## Exercise requirements
Can you output the records below exactly as they are written?

## Data in this exercise
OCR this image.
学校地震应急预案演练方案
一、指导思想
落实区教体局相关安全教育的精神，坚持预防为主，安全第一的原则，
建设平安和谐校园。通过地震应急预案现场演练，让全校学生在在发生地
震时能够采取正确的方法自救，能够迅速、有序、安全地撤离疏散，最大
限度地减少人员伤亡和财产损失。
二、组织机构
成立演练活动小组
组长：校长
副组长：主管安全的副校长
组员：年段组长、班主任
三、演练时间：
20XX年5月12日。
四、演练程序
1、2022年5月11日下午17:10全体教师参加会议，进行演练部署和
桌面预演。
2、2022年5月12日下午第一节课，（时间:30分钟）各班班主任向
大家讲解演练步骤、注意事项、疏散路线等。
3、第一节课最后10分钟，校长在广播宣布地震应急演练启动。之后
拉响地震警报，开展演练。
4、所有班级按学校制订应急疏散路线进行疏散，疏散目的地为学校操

## Finished answer
OCR this image.
学校地震应急预案演练方案
一、指导思想
落实区教体局相关安全教育的精神，坚持预防为主，安全第一的原则，
建设平安和谐校园。通过地震应急预案现场演练，让全校学生在在发生地
震时能够采取正确的方法自救，能够迅速、有序、安全地撤离疏散，最大
限度地减少人员伤亡和财产损失。
二、组织机构
成立演练活动小组
组长：校长
副组长：主管安全的副校长
组员：年段组长、班主任
三、演练时间：
20XX年5月12日。
四、演练程序
1、2022年5月11日下午17:10全体教师参加会议，进行演练部署和
桌面预演。
2、2022年5月12日下午第一节课，（时间:30分钟）各班班主任向
大家讲解演练步骤、注意事项、疏散路线等。
3、第一节课最后10分钟，校长在广播宣布地震应急演练启动。之后
拉响地震警报，开展演练。
4、所有班级按学校制订应急疏散路线进行疏散，疏散目的地为学校操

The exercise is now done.